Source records
____

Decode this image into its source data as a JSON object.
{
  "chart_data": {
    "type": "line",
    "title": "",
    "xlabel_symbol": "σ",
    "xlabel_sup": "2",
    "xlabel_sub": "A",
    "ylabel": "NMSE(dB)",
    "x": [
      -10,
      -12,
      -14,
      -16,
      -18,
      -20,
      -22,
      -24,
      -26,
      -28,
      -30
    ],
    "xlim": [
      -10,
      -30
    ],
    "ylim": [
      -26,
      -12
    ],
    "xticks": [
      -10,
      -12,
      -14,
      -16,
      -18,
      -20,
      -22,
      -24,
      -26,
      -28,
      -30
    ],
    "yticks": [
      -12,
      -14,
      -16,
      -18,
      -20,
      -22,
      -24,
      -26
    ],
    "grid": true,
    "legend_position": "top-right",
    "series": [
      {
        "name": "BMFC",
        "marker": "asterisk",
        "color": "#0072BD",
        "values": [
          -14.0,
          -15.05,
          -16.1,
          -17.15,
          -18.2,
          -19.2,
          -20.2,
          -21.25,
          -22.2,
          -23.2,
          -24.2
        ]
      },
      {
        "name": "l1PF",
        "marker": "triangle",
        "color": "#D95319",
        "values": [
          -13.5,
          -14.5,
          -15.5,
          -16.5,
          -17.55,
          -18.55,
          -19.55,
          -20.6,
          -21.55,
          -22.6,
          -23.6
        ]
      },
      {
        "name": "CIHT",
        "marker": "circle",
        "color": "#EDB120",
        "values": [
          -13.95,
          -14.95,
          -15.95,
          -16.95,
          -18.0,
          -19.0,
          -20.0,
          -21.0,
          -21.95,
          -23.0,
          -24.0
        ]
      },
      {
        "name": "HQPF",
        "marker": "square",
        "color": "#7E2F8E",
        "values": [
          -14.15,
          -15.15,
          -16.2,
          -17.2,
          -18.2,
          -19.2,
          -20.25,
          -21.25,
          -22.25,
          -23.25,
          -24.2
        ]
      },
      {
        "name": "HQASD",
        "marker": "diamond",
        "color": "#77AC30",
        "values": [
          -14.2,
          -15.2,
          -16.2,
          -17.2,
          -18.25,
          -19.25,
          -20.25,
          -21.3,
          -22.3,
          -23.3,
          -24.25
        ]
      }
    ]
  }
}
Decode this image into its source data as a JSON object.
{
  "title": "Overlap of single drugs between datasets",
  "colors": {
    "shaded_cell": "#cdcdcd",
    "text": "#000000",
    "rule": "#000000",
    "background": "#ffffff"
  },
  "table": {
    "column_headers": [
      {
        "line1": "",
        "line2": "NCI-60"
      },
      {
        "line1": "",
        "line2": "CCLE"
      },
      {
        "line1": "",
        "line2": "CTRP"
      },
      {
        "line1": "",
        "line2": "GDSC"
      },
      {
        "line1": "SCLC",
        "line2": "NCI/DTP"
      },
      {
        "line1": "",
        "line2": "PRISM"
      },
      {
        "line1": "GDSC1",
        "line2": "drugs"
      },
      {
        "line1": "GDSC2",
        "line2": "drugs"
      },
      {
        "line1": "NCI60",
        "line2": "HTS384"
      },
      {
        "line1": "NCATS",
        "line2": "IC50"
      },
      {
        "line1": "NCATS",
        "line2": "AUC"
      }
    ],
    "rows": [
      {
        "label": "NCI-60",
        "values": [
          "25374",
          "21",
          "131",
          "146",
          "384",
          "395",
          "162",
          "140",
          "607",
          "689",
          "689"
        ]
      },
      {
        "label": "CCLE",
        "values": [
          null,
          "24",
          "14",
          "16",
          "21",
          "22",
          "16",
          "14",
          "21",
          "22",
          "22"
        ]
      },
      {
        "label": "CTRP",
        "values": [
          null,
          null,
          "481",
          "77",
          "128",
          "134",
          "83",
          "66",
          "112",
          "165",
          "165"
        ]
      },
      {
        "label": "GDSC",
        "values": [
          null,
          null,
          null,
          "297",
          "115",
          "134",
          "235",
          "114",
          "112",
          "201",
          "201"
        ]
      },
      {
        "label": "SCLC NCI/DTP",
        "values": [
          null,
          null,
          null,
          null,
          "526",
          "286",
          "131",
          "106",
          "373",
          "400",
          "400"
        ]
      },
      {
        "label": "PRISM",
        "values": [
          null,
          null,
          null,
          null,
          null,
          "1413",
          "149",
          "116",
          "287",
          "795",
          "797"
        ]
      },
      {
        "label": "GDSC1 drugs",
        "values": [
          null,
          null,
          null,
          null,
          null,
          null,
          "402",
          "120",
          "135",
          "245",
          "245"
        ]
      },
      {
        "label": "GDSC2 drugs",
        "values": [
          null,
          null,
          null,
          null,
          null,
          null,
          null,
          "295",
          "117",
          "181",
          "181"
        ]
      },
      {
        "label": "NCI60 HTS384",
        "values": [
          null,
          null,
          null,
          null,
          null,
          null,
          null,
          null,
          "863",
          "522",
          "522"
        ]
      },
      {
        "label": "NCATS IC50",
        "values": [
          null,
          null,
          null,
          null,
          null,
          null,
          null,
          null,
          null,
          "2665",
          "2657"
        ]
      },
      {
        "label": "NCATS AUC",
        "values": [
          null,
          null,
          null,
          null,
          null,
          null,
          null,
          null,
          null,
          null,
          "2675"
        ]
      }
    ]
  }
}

____

:: Exercise ::
Look through the lines above and collect those with the word "name".

:: The response ::
        "name": "BMFC",
        "name": "l1PF",
        "name": "CIHT",
        "name": "HQPF",
        "name": "HQASD",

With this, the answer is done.